O binómio Real Madrid/Barcelona e as três desistentes
O grupo das 15 jogadoras, porém, não foi absolutamente aleatório. Uma análise rápida permite perceber que a larga maioria joga no Barcelona, enquanto que o Real Madrid não tem qualquer representante – um dado que está longe de ser um pormenor e que tem vindo a intensificar uma rivalidade blaugrana/merengue que ainda não era propriamente uma realidade no futebol feminino.
A seleção espanhola ficou totalmente partida entre Barcelona e Real Madrid, entre as que renunciaram e as que nada disseram, entre as que estavam excluídas por Jorge Vilda e as que continuavam a ser convocadas por Jorge Vilda. A dada altura, a situação subiu de tom quando alguma imprensa catalã indicou que as jogadoras do Real Madrid tinham sido impedidas pelo próprio clube de se juntar à rebelião – algo que o clube se apressou a negar. As relações, porém, eram obviamente tensas e isso tornou-se claro no primeiro El Clásico depois de os emails serem públicos, quando Aitana Bonmatí recusou cumprimentar Misa Rodríguez tanto no início como no final do jogo.
Com um balneário aparentemente dividido, Jorge Vilda foi beneficiando do passar dos meses e do espaçamento entre compromissos internacionais, para além do apoio incondicional de Luis Rubiales, para afastar cada vez mais a polémica. Nenhum dos lados, RFEF ou jogadoras, parecia dar o braço a torcer – e a ideia de que Espanha iria mesmo aparecer no Campeonato do Mundo sem poder contar com 15 potenciais convocadas era cada vez mais uma realidade. A maré começou a mudar em março, quando as capitãs Irene Paredes e Jenni Hermoso foram reintegradas, e já não era segredo para ninguém que a Federação tinha começado a realizar alguns contactos com agentes e patrocinadores com o objetivo de recuperar algumas jogadoras.
Só três recuaram: Aitana Bonmatí, Mariona Caldentey e Ona Batlle, todas convocadas para o Mundial que acabaram por conquistar, sendo que a primeira foi mesmo considerada a melhor jogadora da competição e é a grande favorita para levantar a próxima Bola de Ouro. Ao mesmo tempo e já recuperada da lesão que a afastou dos relvados durante quase um ano, Alexia Putellas também foi convocada por Jorge Vilda – sendo que o papel da duas vezes melhor do mundo, a dada altura, se tornou o de uma verdadeira mediadora entre os dois lados da barricada.
Espanha chegava ao Campeonato do Mundo com as esperanças novamente renovadas, com Putellas de regresso e com o objetivo de repetir o assalto ao primeiro título internacional. Ao mesmo tempo, Espanha chegava ao Campeonato do Mundo com um selecionador brutalmente contestado, sem Mapi León ou Patricia Guijarro e com um balneário partido entre Real Madrid e Barcelona.

LISTAGEM APRESENTADA |
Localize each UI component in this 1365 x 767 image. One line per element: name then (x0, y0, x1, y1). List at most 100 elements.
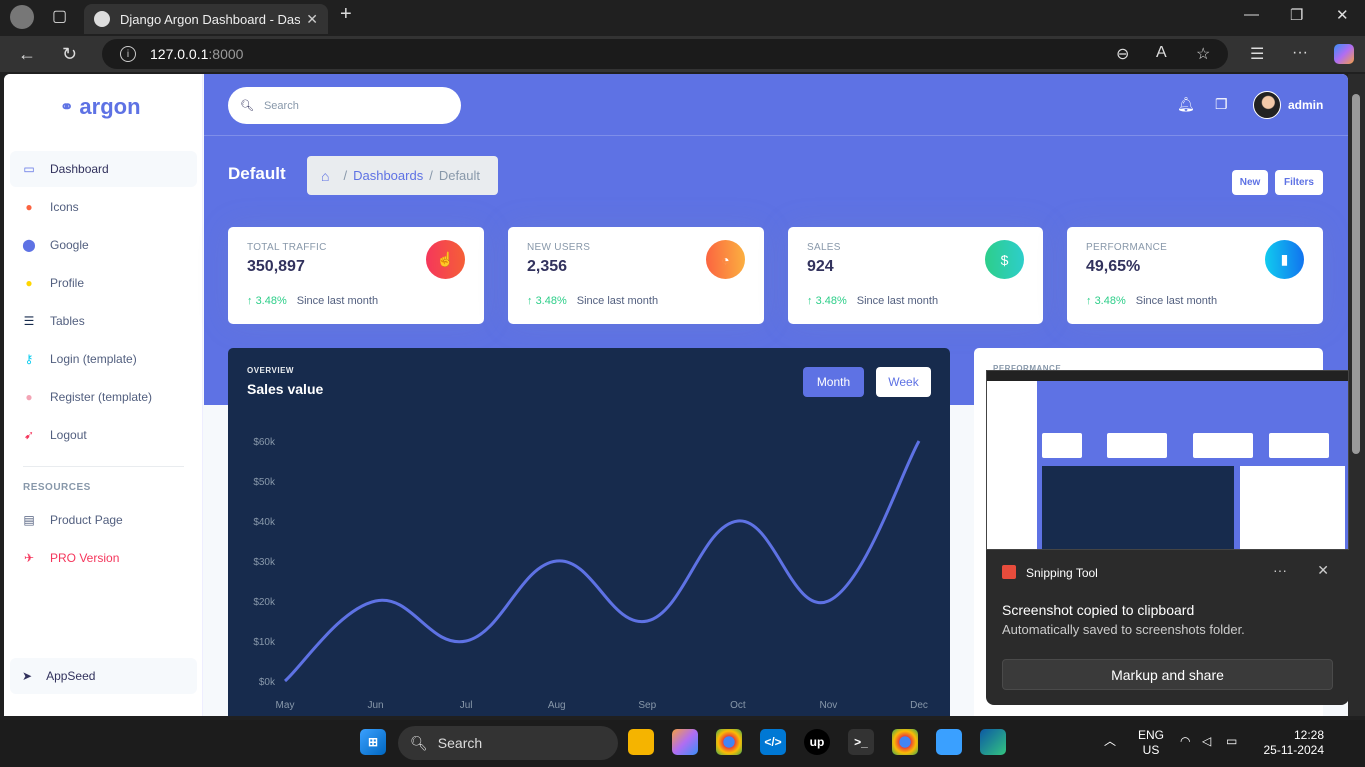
x-tick-label: Aug (548, 700, 566, 711)
argon-logo-icon: ⚭ (60, 99, 74, 116)
x-tick-label: Nov (820, 700, 838, 711)
x-tick-label: Oct (730, 700, 746, 711)
filters-button[interactable]: Filters (1275, 170, 1323, 195)
sidebar-item-label: PRO Version (50, 551, 120, 565)
copilot-icon[interactable] (1334, 44, 1354, 64)
close-window-icon[interactable]: ✕ (1336, 6, 1349, 24)
chrome-icon[interactable] (716, 729, 742, 755)
y-tick-label: $50k (253, 477, 276, 488)
sidebar-item-logout[interactable]: ➹ Logout (10, 417, 197, 453)
start-icon[interactable]: ⊞ (360, 729, 386, 755)
argon-logo[interactable]: ⚭ argon (60, 94, 141, 120)
stat-change: ↑ 3.48% (527, 295, 567, 307)
sales-chart-card: OVERVIEW Sales value Month Week $0k $10k $… (228, 348, 950, 716)
sidebar-item-google[interactable]: ⬤ Google (10, 227, 197, 263)
sidebar-item-dashboard[interactable]: ▭ Dashboard (10, 151, 197, 187)
avatar[interactable] (1253, 91, 1281, 119)
upwork-icon[interactable]: up (804, 729, 830, 755)
sidebar-item-label: Google (50, 238, 89, 252)
breadcrumb-separator: / (343, 168, 348, 183)
page-scrollbar[interactable] (1348, 74, 1365, 716)
stat-footer: ↑ 3.48% Since last month (527, 295, 658, 307)
sidebar-item-icons[interactable]: ● Icons (10, 189, 197, 225)
home-icon[interactable]: ⌂ (321, 168, 329, 184)
stat-card-traffic: TOTAL TRAFFIC 350,897 ☝ ↑ 3.48% Since las… (228, 227, 484, 324)
pointer-icon: ☝ (426, 240, 465, 279)
breadcrumb-separator: / (429, 168, 433, 183)
site-info-icon[interactable]: i (120, 46, 136, 62)
sales-series-line (284, 440, 921, 683)
bell-icon[interactable]: 🔔︎ (1177, 96, 1195, 113)
stat-card-sales: SALES 924 $ ↑ 3.48% Since last month (788, 227, 1043, 324)
browser-tab[interactable]: Django Argon Dashboard - Dashb ✕ (84, 4, 328, 34)
y-tick-label: $60k (253, 437, 276, 448)
sales-line-chart: $0k $10k $20k $30k $40k $50k $60k May Jun Jul Aug S… (253, 437, 928, 711)
run-icon: ➹ (23, 428, 35, 442)
bullet-list-icon: ☰ (23, 314, 35, 328)
profile-icon[interactable] (10, 5, 34, 29)
sidebar-item-label: Dashboard (50, 162, 109, 176)
sidebar-item-login[interactable]: ⚷ Login (template) (10, 341, 197, 377)
y-tick-label: $30k (253, 557, 276, 568)
new-tab-icon[interactable]: + (340, 3, 352, 26)
back-icon[interactable]: ← (18, 44, 36, 65)
stat-change: ↑ 3.48% (1086, 295, 1126, 307)
sidebar-item-product-page[interactable]: ▤ Product Page (10, 502, 197, 538)
tab-actions-icon[interactable]: ▢ (52, 6, 67, 26)
terminal-icon[interactable]: >_ (848, 729, 874, 755)
scrollbar-thumb[interactable] (1352, 94, 1360, 454)
taskbar-search[interactable]: 🔍︎ Search (398, 726, 618, 760)
search-input[interactable]: 🔍︎ Search (228, 87, 461, 124)
chevron-up-icon[interactable]: ︿ (1104, 734, 1116, 749)
search-icon: 🔍︎ (240, 100, 254, 112)
chrome-profile-icon[interactable] (892, 729, 918, 755)
toast-app-name: Snipping Tool (1026, 566, 1098, 580)
breadcrumb-dashboards[interactable]: Dashboards (353, 168, 423, 183)
refresh-icon[interactable]: ↻ (62, 44, 77, 65)
language-indicator[interactable]: ENG US (1138, 728, 1164, 758)
sidebar-item-label: Profile (50, 276, 85, 290)
sidebar-item-profile[interactable]: ● Profile (10, 265, 197, 301)
appseed-link[interactable]: ➤ AppSeed (10, 658, 197, 694)
copilot-app-icon[interactable] (672, 729, 698, 755)
url-field[interactable]: i 127.0.0.1:8000 (102, 39, 1228, 69)
minimize-icon[interactable]: — (1244, 6, 1259, 23)
markup-and-share-button[interactable]: Markup and share (1002, 659, 1333, 690)
maximize-icon[interactable]: ❐ (1290, 6, 1303, 24)
close-icon[interactable]: ✕ (1317, 562, 1329, 579)
breadcrumb-current: Default (438, 168, 481, 183)
new-button[interactable]: New (1232, 170, 1268, 195)
stat-value: 924 (807, 258, 834, 275)
date-label: 25-11-2024 (1263, 743, 1325, 757)
clock[interactable]: 12:28 25-11-2024 (1260, 728, 1325, 758)
user-name[interactable]: admin (1288, 98, 1323, 112)
sidebar-item-pro-version[interactable]: ✈ PRO Version (10, 540, 197, 576)
edge-icon[interactable] (980, 729, 1006, 755)
screenshot-thumbnail[interactable] (986, 370, 1349, 550)
archive-icon: ▤ (23, 513, 35, 527)
favorite-star-icon[interactable]: ☆ (1196, 44, 1210, 64)
shortcuts-icon[interactable]: ❐ (1215, 96, 1228, 113)
stat-label: SALES (807, 242, 841, 253)
x-tick-label: Sep (638, 700, 656, 711)
more-menu-icon[interactable]: ··· (1292, 44, 1308, 62)
volume-icon[interactable]: ◁ (1202, 734, 1211, 749)
sidebar-item-register[interactable]: ● Register (template) (10, 379, 197, 415)
logo-text: argon (79, 94, 141, 119)
wifi-icon[interactable]: ◠ (1180, 734, 1190, 749)
y-tick-label: $40k (253, 517, 276, 528)
snipping-tool-icon (1002, 565, 1016, 579)
battery-icon[interactable]: ▭ (1226, 734, 1237, 749)
read-aloud-icon[interactable]: A (1156, 44, 1167, 62)
favorites-icon[interactable]: ☰ (1250, 44, 1264, 64)
sidebar-item-tables[interactable]: ☰ Tables (10, 303, 197, 339)
file-explorer-icon[interactable] (628, 729, 654, 755)
stat-label: NEW USERS (527, 242, 591, 253)
stat-card-users: NEW USERS 2,356 ◔ ↑ 3.48% Since last mont… (508, 227, 764, 324)
more-options-icon[interactable]: ··· (1273, 562, 1287, 578)
zoom-icon[interactable]: ⊖ (1116, 44, 1129, 64)
notepad-icon[interactable] (936, 729, 962, 755)
vscode-icon[interactable]: </> (760, 729, 786, 755)
pin-icon: ⬤ (22, 238, 36, 252)
close-tab-icon[interactable]: ✕ (306, 11, 318, 28)
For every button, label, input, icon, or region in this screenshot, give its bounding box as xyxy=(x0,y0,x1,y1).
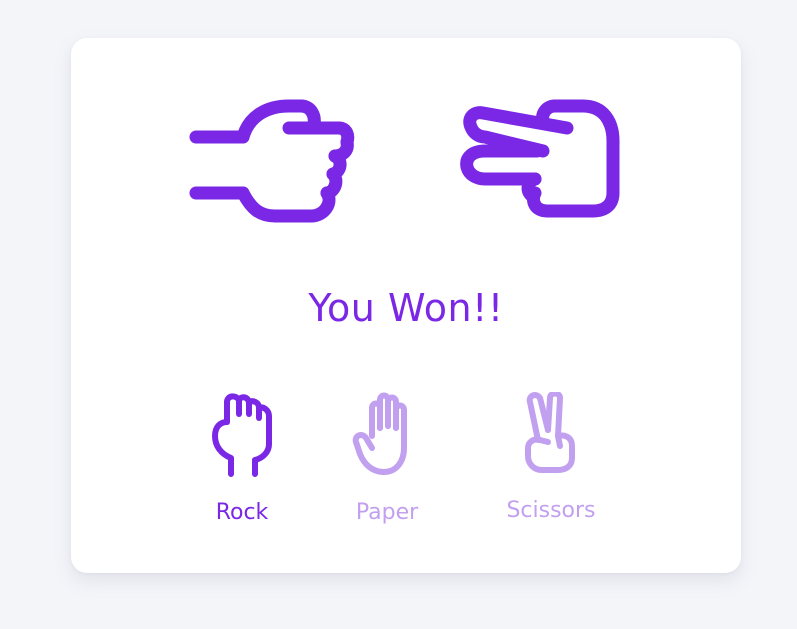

TAREFAS A RESOLVER |
[1] Reescreve em forma de lista o parágrafo do texto sobre a seleção espanhola que começa por "Só três recuaram", mantendo os factos principais.
[2] Segundo o texto sobre a seleção espanhola, em que mês começou a maré a mudar e que jogadoras foram então reintegradas?
[3] Dá seguimento ao texto sobre a seleção espanhola, escrevendo o que vem a seguir à sua última frase.
A listagem não faz falta para nenhuma destas tarefas.

RESPOSTAS DADAS |
[1]
- Apenas três jogadoras recuaram: Aitana Bonmatí, Mariona Caldentey e Ona Batlle.
- As três foram convocadas para o Mundial, que acabaram por conquistar.
- Aitana Bonmatí foi considerada a melhor jogadora da competição e é a grande favorita à próxima Bola de Ouro.
- Alexia Putellas, já recuperada da lesão que a afastou dos relvados durante quase um ano, também foi convocada por Jorge Vilda.
- A dada altura, Putellas assumiu o papel de mediadora entre os dois lados da barricada.

[2] Em março, com a reintegração das capitãs Irene Paredes e Jenni Hermoso.

[3]
Como os erros do passado ajudaram à conquista da chapada de luva branca
No Mundial da Austrália e da Nova Zelândia e prolongando o cliché, Jorge Vilda só tinha uma opção: responder em campo. As alegações não iriam dissipar-se, a relação com o plantel não iria magicamente melhorar e a opinião pública também não iria alterar-se – logo, a única opção do selecionador espanhol era alcançar o melhor resultado desportivo possível e dar uma chapada de luva branca a todos aqueles que criticaram não só as suas competências profissionais como também a própria integridade pessoal.
Conseguiu. Espanha começou por vencer a Costa Rica e golear a Zâmbia, carimbando desde logo a presença nos oitavos de final, e só tropeçou com uma goleada pesada sofrida contra o Japão na última jornada da fase de grupos. Uma goleada que, segundo Jorge Vilda, foi o ponto de viragem para a conquista do título – algo que se notou desde logo, já que decidiu mudar de guarda-redes titular, gerir Alexia Putellas de uma forma que até a deixou de fora do onze inicial da final e apostar mais na jovem Salma Paralluelo.
“Aquela derrota fez-nos reagir, a equipa mudou e as jogadoras subiram de rendimento. Mentalmente, tornaram-se muito mais fortes. Acho que esses fatores ajudaram-nos a chegar à final e a vencer a final”, explicou o treinador este domingo, depois do jogo decisivo, deixando agradecimentos que estão longe de ser inocentes. “O apoio da Federação tem sido essencial e desde o início do ano passado que o presidente Luis Rubiales nos tem dado o seu apoio absoluto. Tem sido constante, não só por parte do presidente, mas de toda a Federação. Foi um ano difícil, mas ajudou-nos a melhorar e agora somos campeões mundiais”, acrescentou.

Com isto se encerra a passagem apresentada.